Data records
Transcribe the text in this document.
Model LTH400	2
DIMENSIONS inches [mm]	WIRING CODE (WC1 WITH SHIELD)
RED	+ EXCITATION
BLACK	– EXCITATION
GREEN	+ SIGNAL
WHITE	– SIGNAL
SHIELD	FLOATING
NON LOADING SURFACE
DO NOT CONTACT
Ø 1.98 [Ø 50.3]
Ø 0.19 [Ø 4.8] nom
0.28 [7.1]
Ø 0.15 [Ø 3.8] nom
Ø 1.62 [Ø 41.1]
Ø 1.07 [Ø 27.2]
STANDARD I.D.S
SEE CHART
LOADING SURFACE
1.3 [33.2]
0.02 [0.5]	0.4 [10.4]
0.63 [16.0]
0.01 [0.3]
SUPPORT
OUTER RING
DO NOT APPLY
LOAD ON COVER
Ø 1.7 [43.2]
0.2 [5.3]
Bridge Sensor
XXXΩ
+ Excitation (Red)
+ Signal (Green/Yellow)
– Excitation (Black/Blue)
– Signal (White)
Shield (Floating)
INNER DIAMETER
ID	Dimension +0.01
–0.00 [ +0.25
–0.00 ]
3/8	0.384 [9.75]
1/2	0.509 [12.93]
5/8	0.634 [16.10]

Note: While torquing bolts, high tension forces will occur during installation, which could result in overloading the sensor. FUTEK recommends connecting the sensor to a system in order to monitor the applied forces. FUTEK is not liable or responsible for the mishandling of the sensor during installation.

--- WRITTEN INSTRUCTION ---
Return the material exactly as it stands.

--- CORRECT RESULT ---
Transcribe the text in this document.
Model LTH400	2
DIMENSIONS inches [mm]	WIRING CODE (WC1 WITH SHIELD)
RED	+ EXCITATION
BLACK	– EXCITATION
GREEN	+ SIGNAL
WHITE	– SIGNAL
SHIELD	FLOATING
NON LOADING SURFACE
DO NOT CONTACT
Ø 1.98 [Ø 50.3]
Ø 0.19 [Ø 4.8] nom
0.28 [7.1]
Ø 0.15 [Ø 3.8] nom
Ø 1.62 [Ø 41.1]
Ø 1.07 [Ø 27.2]
STANDARD I.D.S
SEE CHART
LOADING SURFACE
1.3 [33.2]
0.02 [0.5]	0.4 [10.4]
0.63 [16.0]
0.01 [0.3]
SUPPORT
OUTER RING
DO NOT APPLY
LOAD ON COVER
Ø 1.7 [43.2]
0.2 [5.3]
Bridge Sensor
XXXΩ
+ Excitation (Red)
+ Signal (Green/Yellow)
– Excitation (Black/Blue)
– Signal (White)
Shield (Floating)
INNER DIAMETER
ID	Dimension +0.01
–0.00 [ +0.25
–0.00 ]
3/8	0.384 [9.75]
1/2	0.509 [12.93]
5/8	0.634 [16.10]

Note: While torquing bolts, high tension forces will occur during installation, which could result in overloading the sensor. FUTEK recommends connecting the sensor to a system in order to monitor the applied forces. FUTEK is not liable or responsible for the mishandling of the sensor during installation.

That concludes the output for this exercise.